>> start LISTED ENTRIES

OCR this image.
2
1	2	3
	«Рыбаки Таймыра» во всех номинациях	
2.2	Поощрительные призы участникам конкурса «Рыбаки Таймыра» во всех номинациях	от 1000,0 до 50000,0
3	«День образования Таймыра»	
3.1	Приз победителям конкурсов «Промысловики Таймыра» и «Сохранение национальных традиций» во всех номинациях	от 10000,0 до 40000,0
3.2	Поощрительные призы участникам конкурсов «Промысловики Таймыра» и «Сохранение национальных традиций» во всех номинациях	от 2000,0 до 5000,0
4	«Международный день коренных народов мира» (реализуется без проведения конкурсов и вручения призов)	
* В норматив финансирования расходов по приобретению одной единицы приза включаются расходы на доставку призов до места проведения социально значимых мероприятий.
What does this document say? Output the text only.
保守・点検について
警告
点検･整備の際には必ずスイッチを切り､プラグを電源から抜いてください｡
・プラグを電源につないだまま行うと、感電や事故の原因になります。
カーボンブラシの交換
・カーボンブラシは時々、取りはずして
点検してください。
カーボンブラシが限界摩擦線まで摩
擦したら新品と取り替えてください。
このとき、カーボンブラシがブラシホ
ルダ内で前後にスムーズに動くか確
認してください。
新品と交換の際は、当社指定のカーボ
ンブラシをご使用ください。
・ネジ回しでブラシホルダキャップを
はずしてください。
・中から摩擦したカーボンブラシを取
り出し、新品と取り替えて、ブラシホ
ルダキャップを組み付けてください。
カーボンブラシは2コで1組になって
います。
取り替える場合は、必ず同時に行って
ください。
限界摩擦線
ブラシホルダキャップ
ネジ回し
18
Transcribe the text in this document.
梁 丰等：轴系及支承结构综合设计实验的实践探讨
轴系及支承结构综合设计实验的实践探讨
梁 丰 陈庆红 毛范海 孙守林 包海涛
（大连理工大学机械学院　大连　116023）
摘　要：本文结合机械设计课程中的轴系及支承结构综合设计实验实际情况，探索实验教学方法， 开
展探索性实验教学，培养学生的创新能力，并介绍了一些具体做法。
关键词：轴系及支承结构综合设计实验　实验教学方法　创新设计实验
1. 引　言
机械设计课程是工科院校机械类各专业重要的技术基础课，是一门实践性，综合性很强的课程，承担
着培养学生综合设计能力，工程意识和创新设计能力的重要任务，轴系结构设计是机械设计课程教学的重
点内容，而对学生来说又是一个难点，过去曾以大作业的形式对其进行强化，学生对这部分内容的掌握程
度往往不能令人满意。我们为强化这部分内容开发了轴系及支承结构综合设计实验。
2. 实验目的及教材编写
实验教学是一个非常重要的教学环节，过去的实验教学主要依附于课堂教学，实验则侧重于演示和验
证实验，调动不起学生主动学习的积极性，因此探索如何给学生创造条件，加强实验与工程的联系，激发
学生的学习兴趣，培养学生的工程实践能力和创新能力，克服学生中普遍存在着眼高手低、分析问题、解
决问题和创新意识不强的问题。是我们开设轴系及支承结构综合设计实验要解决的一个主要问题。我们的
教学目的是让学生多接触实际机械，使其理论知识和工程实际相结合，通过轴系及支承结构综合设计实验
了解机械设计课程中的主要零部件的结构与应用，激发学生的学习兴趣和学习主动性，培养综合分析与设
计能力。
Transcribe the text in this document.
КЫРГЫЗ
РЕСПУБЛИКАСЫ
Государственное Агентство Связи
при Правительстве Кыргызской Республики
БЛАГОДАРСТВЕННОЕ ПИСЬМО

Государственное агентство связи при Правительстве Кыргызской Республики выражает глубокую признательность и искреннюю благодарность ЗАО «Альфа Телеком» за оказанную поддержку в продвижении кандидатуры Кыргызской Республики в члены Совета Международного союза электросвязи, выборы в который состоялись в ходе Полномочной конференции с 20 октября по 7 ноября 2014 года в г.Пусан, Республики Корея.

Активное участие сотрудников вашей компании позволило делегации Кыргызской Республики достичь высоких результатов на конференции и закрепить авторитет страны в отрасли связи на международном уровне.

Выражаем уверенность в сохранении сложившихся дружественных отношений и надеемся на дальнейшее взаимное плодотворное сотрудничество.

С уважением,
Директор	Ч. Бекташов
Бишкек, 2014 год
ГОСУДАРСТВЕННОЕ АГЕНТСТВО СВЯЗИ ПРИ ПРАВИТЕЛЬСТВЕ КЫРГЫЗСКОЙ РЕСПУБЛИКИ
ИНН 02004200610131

>> end LISTED ENTRIES

▶ **WHAT TO DO**
Repeat the material word for word, in full.

▶ **SOLUTION**
OCR this image.
2
1	2	3
	«Рыбаки Таймыра» во всех номинациях	
2.2	Поощрительные призы участникам конкурса «Рыбаки Таймыра» во всех номинациях	от 1000,0 до 50000,0
3	«День образования Таймыра»	
3.1	Приз победителям конкурсов «Промысловики Таймыра» и «Сохранение национальных традиций» во всех номинациях	от 10000,0 до 40000,0
3.2	Поощрительные призы участникам конкурсов «Промысловики Таймыра» и «Сохранение национальных традиций» во всех номинациях	от 2000,0 до 5000,0
4	«Международный день коренных народов мира» (реализуется без проведения конкурсов и вручения призов)	
* В норматив финансирования расходов по приобретению одной единицы приза включаются расходы на доставку призов до места проведения социально значимых мероприятий.
What does this document say? Output the text only.
保守・点検について
警告
点検･整備の際には必ずスイッチを切り､プラグを電源から抜いてください｡
・プラグを電源につないだまま行うと、感電や事故の原因になります。
カーボンブラシの交換
・カーボンブラシは時々、取りはずして
点検してください。
カーボンブラシが限界摩擦線まで摩
擦したら新品と取り替えてください。
このとき、カーボンブラシがブラシホ
ルダ内で前後にスムーズに動くか確
認してください。
新品と交換の際は、当社指定のカーボ
ンブラシをご使用ください。
・ネジ回しでブラシホルダキャップを
はずしてください。
・中から摩擦したカーボンブラシを取
り出し、新品と取り替えて、ブラシホ
ルダキャップを組み付けてください。
カーボンブラシは2コで1組になって
います。
取り替える場合は、必ず同時に行って
ください。
限界摩擦線
ブラシホルダキャップ
ネジ回し
18
Transcribe the text in this document.
梁 丰等：轴系及支承结构综合设计实验的实践探讨
轴系及支承结构综合设计实验的实践探讨
梁 丰 陈庆红 毛范海 孙守林 包海涛
（大连理工大学机械学院　大连　116023）
摘　要：本文结合机械设计课程中的轴系及支承结构综合设计实验实际情况，探索实验教学方法， 开
展探索性实验教学，培养学生的创新能力，并介绍了一些具体做法。
关键词：轴系及支承结构综合设计实验　实验教学方法　创新设计实验
1. 引　言
机械设计课程是工科院校机械类各专业重要的技术基础课，是一门实践性，综合性很强的课程，承担
着培养学生综合设计能力，工程意识和创新设计能力的重要任务，轴系结构设计是机械设计课程教学的重
点内容，而对学生来说又是一个难点，过去曾以大作业的形式对其进行强化，学生对这部分内容的掌握程
度往往不能令人满意。我们为强化这部分内容开发了轴系及支承结构综合设计实验。
2. 实验目的及教材编写
实验教学是一个非常重要的教学环节，过去的实验教学主要依附于课堂教学，实验则侧重于演示和验
证实验，调动不起学生主动学习的积极性，因此探索如何给学生创造条件，加强实验与工程的联系，激发
学生的学习兴趣，培养学生的工程实践能力和创新能力，克服学生中普遍存在着眼高手低、分析问题、解
决问题和创新意识不强的问题。是我们开设轴系及支承结构综合设计实验要解决的一个主要问题。我们的
教学目的是让学生多接触实际机械，使其理论知识和工程实际相结合，通过轴系及支承结构综合设计实验
了解机械设计课程中的主要零部件的结构与应用，激发学生的学习兴趣和学习主动性，培养综合分析与设
计能力。
Transcribe the text in this document.
КЫРГЫЗ
РЕСПУБЛИКАСЫ
Государственное Агентство Связи
при Правительстве Кыргызской Республики
БЛАГОДАРСТВЕННОЕ ПИСЬМО

Государственное агентство связи при Правительстве Кыргызской Республики выражает глубокую признательность и искреннюю благодарность ЗАО «Альфа Телеком» за оказанную поддержку в продвижении кандидатуры Кыргызской Республики в члены Совета Международного союза электросвязи, выборы в который состоялись в ходе Полномочной конференции с 20 октября по 7 ноября 2014 года в г.Пусан, Республики Корея.

Активное участие сотрудников вашей компании позволило делегации Кыргызской Республики достичь высоких результатов на конференции и закрепить авторитет страны в отрасли связи на международном уровне.

Выражаем уверенность в сохранении сложившихся дружественных отношений и надеемся на дальнейшее взаимное плодотворное сотрудничество.

С уважением,
Директор	Ч. Бекташов
Бишкек, 2014 год
ГОСУДАРСТВЕННОЕ АГЕНТСТВО СВЯЗИ ПРИ ПРАВИТЕЛЬСТВЕ КЫРГЫЗСКОЙ РЕСПУБЛИКИ
ИНН 02004200610131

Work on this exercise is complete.